Find the string "yalnızca" in the records. Copy every line it appears in.
-=-=-
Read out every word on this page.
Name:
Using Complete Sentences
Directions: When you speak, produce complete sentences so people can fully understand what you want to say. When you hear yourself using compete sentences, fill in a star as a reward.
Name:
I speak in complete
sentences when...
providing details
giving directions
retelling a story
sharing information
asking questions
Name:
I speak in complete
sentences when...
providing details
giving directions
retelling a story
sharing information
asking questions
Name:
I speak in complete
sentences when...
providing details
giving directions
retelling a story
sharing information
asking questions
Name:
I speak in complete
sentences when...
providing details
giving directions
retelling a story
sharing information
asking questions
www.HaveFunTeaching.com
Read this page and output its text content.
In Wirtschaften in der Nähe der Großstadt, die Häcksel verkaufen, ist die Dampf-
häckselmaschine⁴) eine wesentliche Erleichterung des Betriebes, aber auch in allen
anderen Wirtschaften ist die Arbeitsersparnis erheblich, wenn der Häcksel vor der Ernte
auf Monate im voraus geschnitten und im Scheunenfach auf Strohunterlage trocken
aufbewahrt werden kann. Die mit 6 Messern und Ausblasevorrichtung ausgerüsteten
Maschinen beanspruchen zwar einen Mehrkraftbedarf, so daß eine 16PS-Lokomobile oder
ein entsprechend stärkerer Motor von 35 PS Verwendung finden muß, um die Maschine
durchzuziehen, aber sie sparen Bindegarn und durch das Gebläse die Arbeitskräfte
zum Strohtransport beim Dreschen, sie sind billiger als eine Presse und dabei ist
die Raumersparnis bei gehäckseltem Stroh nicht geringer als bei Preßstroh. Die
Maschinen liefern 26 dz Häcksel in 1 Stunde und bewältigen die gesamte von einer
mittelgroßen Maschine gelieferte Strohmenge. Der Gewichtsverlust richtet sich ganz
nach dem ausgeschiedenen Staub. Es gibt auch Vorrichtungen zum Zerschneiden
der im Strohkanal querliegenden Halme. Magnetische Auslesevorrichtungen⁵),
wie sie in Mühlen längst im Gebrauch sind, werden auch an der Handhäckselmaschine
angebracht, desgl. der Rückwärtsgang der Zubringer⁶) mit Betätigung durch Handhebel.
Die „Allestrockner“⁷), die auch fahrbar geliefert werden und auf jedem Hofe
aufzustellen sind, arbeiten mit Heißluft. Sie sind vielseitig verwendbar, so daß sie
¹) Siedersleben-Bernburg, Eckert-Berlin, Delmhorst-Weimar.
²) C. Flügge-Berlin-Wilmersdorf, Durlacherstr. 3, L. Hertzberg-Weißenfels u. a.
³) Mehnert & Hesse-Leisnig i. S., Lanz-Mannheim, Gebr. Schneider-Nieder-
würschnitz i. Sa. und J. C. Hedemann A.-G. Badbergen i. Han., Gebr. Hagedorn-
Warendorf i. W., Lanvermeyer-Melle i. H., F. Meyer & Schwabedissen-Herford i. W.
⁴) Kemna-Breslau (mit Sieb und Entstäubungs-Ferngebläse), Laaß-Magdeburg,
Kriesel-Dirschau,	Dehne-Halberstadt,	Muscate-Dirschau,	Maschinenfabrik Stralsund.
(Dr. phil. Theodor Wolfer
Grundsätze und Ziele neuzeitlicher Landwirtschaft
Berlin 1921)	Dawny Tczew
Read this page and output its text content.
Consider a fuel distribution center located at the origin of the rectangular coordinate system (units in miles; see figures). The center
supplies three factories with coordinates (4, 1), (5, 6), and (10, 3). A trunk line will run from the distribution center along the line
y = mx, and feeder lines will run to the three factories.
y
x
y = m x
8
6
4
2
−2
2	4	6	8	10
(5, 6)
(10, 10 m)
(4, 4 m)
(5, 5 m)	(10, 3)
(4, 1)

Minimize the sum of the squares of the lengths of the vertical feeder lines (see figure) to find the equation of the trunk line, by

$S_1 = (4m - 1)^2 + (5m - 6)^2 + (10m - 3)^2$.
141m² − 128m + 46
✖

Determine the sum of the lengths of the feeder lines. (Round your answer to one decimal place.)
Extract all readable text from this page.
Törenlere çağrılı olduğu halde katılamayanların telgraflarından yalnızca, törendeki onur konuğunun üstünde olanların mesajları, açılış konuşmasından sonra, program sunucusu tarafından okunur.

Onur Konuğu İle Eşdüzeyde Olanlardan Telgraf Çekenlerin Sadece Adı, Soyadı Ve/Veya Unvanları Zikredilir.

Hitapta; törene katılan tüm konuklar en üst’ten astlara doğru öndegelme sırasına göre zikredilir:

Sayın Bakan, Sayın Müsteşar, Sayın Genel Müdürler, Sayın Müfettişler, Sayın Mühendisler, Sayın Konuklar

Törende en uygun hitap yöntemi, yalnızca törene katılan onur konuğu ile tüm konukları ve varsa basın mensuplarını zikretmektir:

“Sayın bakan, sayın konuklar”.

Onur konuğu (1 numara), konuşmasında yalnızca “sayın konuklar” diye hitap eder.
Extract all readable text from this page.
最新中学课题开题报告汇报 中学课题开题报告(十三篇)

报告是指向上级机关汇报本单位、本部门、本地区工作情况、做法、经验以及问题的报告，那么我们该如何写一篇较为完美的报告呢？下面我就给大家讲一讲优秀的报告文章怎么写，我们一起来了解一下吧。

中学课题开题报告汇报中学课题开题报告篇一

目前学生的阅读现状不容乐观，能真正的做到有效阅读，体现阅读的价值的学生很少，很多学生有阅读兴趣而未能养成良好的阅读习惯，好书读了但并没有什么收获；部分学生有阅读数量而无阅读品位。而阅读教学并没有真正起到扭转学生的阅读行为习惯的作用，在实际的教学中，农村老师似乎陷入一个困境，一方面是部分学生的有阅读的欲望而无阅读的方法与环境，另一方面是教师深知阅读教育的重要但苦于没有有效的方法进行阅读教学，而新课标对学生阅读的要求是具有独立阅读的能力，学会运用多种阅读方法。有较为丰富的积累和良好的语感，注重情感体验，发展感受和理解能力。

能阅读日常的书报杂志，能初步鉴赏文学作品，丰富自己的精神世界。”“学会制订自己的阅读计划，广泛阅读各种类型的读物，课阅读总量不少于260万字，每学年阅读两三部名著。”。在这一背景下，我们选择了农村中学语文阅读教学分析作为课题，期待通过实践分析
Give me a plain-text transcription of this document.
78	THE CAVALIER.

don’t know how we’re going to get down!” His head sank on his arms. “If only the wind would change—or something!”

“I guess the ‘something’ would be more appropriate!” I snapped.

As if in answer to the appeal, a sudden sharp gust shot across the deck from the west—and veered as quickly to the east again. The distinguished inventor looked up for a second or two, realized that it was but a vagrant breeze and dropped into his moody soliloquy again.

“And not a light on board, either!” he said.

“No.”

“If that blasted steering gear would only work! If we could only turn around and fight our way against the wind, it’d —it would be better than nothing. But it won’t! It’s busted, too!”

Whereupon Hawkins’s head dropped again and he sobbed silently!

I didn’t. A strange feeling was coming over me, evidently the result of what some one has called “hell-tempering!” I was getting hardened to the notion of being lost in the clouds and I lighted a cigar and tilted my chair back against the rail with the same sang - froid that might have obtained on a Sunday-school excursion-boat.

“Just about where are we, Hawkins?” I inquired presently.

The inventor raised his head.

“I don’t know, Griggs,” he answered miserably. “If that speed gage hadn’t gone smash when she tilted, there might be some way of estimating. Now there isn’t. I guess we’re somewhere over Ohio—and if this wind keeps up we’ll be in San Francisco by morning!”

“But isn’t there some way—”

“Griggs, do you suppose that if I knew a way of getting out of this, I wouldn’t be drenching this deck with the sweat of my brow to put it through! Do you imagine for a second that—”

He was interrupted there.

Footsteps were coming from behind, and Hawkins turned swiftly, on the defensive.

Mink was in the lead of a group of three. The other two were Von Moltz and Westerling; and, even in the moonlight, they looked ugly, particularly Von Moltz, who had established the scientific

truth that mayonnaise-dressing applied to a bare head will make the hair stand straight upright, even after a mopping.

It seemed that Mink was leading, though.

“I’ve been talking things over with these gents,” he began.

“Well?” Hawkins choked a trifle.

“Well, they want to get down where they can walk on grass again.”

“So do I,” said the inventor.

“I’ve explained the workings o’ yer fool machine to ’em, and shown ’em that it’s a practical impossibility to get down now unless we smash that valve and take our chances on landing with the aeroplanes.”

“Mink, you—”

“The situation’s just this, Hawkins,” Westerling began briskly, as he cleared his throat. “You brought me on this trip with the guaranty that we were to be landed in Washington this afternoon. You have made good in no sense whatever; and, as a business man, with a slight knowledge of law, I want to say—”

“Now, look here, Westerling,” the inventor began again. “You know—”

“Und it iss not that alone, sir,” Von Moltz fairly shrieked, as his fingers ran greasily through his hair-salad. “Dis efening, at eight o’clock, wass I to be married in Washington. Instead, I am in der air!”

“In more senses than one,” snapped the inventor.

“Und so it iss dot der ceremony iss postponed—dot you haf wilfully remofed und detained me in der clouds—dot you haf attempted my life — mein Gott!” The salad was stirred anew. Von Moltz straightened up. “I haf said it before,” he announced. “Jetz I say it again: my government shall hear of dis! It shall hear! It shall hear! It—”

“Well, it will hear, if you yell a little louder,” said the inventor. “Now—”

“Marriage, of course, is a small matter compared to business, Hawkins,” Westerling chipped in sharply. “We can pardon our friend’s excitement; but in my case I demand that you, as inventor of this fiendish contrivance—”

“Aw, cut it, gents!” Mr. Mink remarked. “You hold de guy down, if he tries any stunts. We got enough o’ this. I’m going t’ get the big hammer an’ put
-=-=-
FULL ANSWER:
Törenlere çağrılı olduğu halde katılamayanların telgraflarından yalnızca, törendeki onur konuğunun üstünde olanların mesajları, açılış konuşmasından sonra, program sunucusu tarafından okunur.
Törende en uygun hitap yöntemi, yalnızca törene katılan onur konuğu ile tüm konukları ve varsa basın mensuplarını zikretmektir:
Onur konuğu (1 numara), konuşmasında yalnızca “sayın konuklar” diye hitap eder.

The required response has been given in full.